- _TASK DESCRIPTION_:
Read the entries below and pull out each line with the string "ואמרו".

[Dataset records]

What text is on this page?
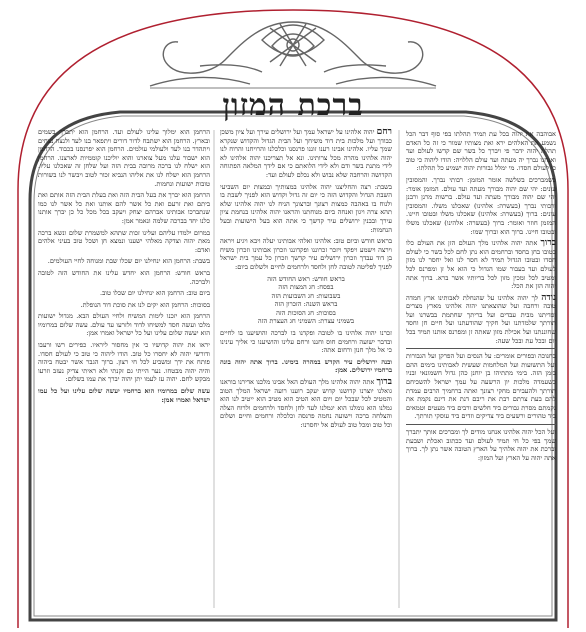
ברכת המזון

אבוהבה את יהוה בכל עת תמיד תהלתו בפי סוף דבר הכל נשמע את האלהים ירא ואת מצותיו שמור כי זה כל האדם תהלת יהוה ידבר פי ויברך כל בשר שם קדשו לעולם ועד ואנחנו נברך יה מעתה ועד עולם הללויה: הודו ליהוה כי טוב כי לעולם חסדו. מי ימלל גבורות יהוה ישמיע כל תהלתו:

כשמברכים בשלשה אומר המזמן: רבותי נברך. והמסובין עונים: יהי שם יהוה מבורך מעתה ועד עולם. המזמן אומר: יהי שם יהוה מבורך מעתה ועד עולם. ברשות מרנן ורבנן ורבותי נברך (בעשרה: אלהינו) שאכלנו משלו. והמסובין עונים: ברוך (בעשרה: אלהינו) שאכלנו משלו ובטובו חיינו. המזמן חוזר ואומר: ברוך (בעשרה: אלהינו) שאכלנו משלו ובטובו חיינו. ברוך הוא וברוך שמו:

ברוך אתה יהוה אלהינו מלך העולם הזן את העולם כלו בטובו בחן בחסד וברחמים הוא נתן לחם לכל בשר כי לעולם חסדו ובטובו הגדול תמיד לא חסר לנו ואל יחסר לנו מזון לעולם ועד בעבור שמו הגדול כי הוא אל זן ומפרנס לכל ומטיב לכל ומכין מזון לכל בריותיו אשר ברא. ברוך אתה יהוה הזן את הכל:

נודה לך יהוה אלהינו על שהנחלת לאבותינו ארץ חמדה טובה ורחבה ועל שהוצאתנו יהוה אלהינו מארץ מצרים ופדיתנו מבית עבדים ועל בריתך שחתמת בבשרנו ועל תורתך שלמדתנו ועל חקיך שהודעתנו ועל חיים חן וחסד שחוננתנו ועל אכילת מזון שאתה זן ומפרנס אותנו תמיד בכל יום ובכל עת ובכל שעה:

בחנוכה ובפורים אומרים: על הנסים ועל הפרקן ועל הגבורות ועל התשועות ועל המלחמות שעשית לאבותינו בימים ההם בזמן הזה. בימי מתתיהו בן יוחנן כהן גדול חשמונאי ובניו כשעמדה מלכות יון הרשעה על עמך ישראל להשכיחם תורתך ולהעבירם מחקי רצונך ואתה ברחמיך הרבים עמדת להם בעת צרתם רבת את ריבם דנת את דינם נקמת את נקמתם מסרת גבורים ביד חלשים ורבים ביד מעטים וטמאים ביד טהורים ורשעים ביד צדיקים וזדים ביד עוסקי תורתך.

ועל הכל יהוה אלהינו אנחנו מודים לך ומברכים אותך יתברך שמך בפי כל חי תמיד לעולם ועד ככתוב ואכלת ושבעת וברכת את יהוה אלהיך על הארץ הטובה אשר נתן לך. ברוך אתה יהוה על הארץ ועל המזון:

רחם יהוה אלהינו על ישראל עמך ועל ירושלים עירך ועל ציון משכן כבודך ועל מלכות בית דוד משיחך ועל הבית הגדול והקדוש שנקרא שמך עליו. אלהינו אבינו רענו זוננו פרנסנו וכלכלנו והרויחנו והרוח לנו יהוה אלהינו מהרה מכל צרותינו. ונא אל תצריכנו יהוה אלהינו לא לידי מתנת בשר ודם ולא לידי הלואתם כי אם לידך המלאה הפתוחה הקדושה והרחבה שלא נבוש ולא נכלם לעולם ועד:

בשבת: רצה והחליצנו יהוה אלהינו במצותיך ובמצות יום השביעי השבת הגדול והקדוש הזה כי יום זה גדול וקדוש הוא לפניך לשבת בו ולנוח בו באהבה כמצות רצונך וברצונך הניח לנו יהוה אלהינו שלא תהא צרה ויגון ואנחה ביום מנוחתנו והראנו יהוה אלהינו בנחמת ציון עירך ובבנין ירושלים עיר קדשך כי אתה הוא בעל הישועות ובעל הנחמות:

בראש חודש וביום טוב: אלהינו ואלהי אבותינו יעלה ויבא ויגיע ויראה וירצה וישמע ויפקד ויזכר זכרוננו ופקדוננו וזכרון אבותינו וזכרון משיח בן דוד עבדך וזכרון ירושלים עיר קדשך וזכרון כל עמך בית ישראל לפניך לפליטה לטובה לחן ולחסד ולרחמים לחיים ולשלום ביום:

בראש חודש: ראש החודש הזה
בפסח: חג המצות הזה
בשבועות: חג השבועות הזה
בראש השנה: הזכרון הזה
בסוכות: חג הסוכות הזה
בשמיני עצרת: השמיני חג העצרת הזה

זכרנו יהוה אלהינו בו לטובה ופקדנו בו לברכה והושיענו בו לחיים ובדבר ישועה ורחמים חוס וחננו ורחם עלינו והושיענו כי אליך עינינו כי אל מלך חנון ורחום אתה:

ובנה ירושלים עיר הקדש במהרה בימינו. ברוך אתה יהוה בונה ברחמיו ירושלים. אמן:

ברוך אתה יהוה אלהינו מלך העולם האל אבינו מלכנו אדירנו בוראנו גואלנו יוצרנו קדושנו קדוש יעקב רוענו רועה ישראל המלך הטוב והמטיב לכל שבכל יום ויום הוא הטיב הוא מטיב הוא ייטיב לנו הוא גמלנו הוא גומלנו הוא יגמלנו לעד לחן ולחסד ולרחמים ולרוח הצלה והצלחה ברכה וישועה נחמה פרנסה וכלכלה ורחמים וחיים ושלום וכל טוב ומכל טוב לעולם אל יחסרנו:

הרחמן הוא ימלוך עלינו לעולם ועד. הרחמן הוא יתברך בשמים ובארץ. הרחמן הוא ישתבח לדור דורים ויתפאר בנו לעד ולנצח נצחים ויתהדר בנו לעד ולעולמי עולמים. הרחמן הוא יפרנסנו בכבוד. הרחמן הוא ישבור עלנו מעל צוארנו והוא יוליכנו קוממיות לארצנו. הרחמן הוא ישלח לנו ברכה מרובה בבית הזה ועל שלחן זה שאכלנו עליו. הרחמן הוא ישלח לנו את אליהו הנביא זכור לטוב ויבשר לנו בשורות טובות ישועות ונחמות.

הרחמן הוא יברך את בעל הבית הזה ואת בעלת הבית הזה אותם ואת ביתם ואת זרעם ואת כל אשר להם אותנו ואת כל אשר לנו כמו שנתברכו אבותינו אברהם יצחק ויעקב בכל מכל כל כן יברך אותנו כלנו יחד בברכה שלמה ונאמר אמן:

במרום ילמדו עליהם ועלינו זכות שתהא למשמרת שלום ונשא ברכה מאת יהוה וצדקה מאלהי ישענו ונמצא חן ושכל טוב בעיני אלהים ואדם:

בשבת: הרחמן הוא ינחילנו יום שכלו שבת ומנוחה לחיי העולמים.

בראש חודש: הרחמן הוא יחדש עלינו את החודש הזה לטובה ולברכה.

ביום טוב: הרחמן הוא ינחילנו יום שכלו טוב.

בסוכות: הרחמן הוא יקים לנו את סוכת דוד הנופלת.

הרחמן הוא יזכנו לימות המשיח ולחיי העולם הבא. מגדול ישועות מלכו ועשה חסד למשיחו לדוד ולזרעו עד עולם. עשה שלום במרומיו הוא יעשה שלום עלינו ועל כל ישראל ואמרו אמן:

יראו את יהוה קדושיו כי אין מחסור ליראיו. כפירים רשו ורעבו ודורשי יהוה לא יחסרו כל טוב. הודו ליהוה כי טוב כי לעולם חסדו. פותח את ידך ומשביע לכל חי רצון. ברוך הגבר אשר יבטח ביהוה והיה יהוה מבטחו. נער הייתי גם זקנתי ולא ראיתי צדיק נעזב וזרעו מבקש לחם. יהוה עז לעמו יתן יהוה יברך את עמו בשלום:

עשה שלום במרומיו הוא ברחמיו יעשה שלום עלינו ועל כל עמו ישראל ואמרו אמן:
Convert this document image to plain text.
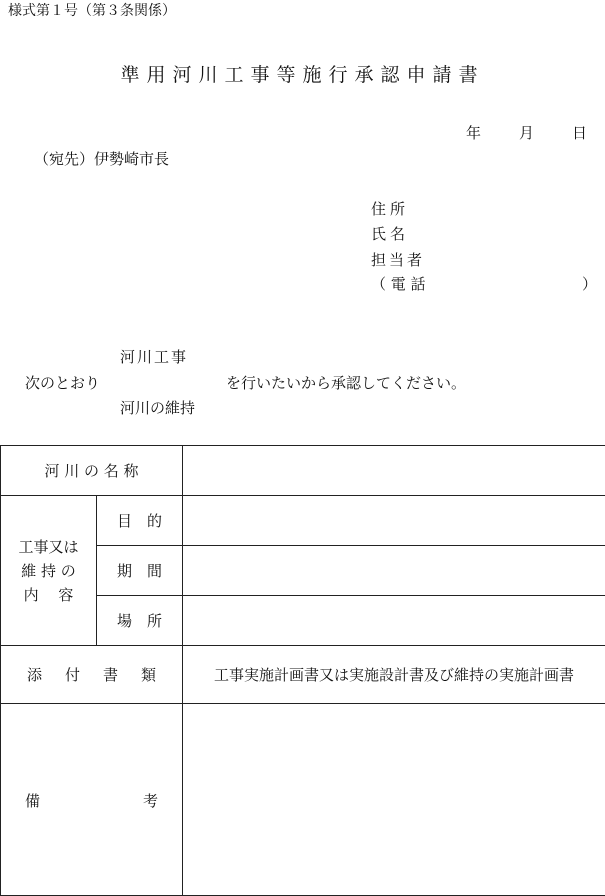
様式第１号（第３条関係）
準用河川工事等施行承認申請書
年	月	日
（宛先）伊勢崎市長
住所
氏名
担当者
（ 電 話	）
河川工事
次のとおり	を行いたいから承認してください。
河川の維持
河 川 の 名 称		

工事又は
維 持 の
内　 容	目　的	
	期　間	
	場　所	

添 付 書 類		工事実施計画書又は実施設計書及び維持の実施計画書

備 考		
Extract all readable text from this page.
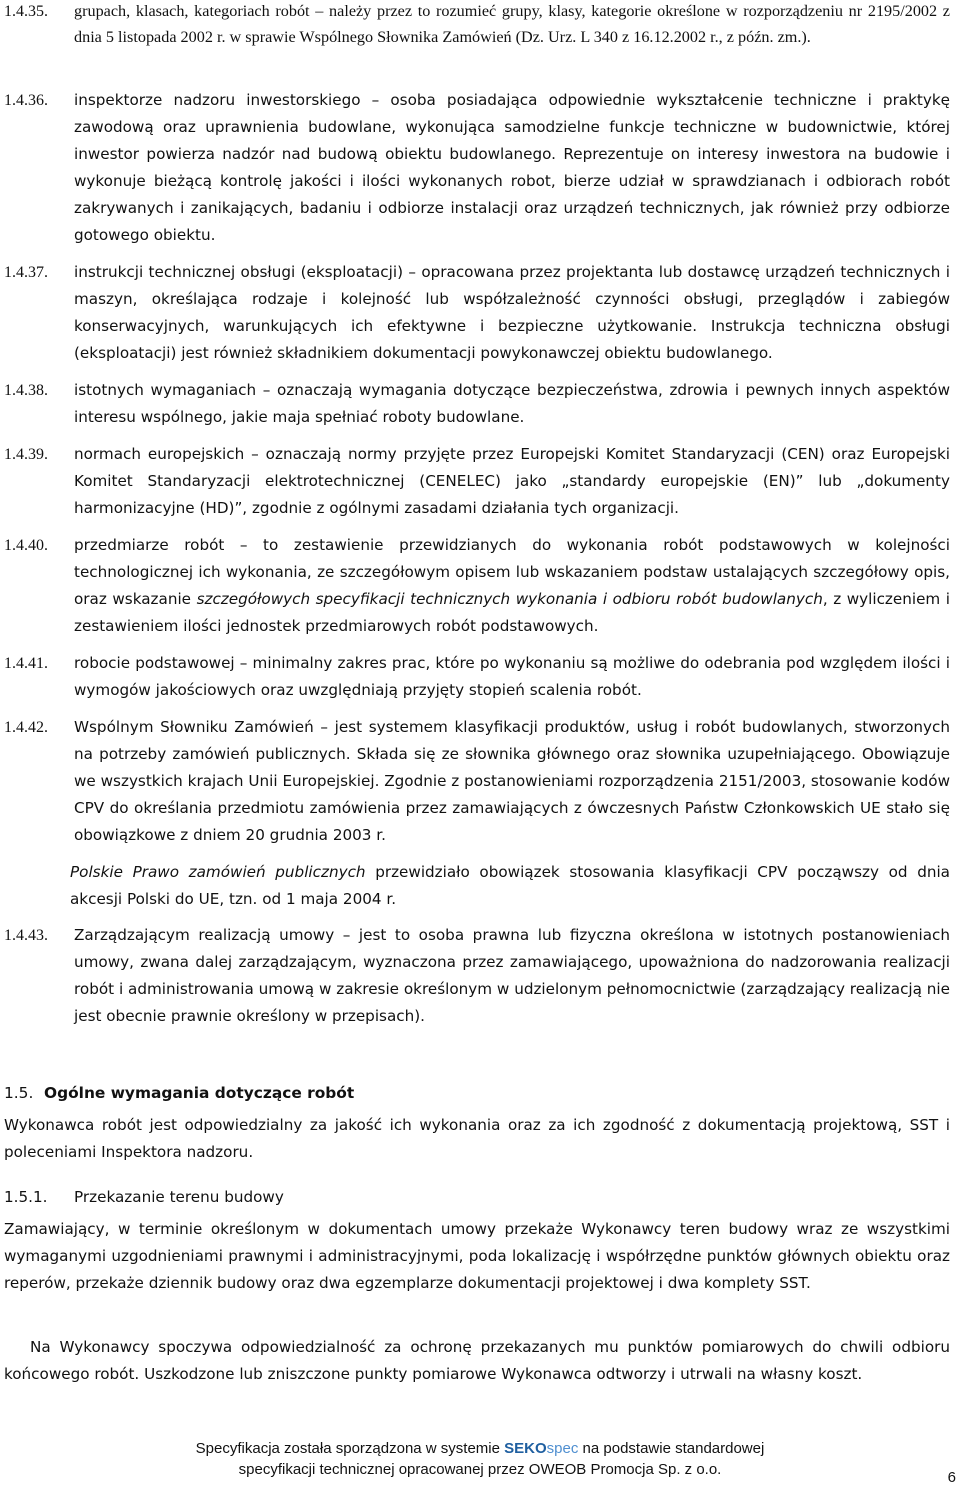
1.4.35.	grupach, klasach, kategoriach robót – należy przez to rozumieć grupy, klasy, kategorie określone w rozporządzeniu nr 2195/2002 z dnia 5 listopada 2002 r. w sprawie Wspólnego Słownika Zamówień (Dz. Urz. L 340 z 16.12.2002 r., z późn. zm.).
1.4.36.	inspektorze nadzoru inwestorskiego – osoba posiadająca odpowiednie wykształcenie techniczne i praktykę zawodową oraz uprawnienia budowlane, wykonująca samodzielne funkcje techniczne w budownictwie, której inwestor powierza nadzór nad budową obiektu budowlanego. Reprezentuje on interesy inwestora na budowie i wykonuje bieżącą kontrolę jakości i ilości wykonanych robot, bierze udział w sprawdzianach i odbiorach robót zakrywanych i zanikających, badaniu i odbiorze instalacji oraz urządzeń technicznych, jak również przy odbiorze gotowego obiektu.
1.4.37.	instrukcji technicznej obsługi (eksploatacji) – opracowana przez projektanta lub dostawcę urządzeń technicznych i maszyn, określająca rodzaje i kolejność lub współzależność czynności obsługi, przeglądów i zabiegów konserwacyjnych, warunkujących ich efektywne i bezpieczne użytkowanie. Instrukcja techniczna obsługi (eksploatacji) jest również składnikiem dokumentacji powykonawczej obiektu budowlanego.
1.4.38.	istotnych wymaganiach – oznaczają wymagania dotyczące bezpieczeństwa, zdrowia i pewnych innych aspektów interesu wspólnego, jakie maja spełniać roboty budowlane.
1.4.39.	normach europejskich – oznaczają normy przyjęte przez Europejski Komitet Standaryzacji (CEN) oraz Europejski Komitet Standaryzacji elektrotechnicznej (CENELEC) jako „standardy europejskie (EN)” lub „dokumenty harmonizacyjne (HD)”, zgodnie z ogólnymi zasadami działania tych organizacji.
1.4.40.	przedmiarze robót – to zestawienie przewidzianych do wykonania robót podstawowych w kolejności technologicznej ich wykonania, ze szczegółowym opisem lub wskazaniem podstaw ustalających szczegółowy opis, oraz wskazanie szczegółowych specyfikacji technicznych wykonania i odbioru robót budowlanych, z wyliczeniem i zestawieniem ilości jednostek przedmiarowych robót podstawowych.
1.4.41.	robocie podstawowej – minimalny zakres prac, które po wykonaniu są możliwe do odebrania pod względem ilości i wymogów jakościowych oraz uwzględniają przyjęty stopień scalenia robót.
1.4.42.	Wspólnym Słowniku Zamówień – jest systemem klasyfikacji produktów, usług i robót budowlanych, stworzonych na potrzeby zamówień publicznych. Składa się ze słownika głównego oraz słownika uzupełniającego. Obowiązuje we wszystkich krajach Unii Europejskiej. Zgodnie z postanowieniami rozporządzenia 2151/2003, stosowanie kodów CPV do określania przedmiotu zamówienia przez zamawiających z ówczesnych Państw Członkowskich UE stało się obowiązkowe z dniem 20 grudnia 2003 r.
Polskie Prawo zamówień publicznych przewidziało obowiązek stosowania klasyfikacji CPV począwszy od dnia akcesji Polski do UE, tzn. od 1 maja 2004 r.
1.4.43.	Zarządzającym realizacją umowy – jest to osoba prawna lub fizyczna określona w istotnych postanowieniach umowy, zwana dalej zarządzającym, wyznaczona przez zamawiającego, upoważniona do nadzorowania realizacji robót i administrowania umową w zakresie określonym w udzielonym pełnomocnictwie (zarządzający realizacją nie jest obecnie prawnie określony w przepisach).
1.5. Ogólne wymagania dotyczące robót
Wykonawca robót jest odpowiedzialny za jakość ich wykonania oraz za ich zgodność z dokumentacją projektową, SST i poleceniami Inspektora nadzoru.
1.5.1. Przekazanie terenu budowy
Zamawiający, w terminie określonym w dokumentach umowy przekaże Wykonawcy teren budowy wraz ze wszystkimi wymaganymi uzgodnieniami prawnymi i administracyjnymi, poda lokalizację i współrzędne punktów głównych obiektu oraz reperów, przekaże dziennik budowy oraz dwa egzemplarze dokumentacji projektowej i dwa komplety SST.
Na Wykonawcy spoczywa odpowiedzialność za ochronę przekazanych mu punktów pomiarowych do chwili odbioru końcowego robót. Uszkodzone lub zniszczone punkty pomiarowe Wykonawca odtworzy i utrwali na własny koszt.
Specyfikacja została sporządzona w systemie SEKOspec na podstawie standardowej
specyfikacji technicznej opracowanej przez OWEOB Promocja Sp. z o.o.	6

- _RESULT OF THE TASK_:
הרחמן הוא יזכנו לימות המשיח ולחיי העולם הבא. מגדול ישועות מלכו ועשה חסד למשיחו לדוד ולזרעו עד עולם. עשה שלום במרומיו הוא יעשה שלום עלינו ועל כל ישראל ואמרו אמן:
עשה שלום במרומיו הוא ברחמיו יעשה שלום עלינו ועל כל עמו ישראל ואמרו אמן:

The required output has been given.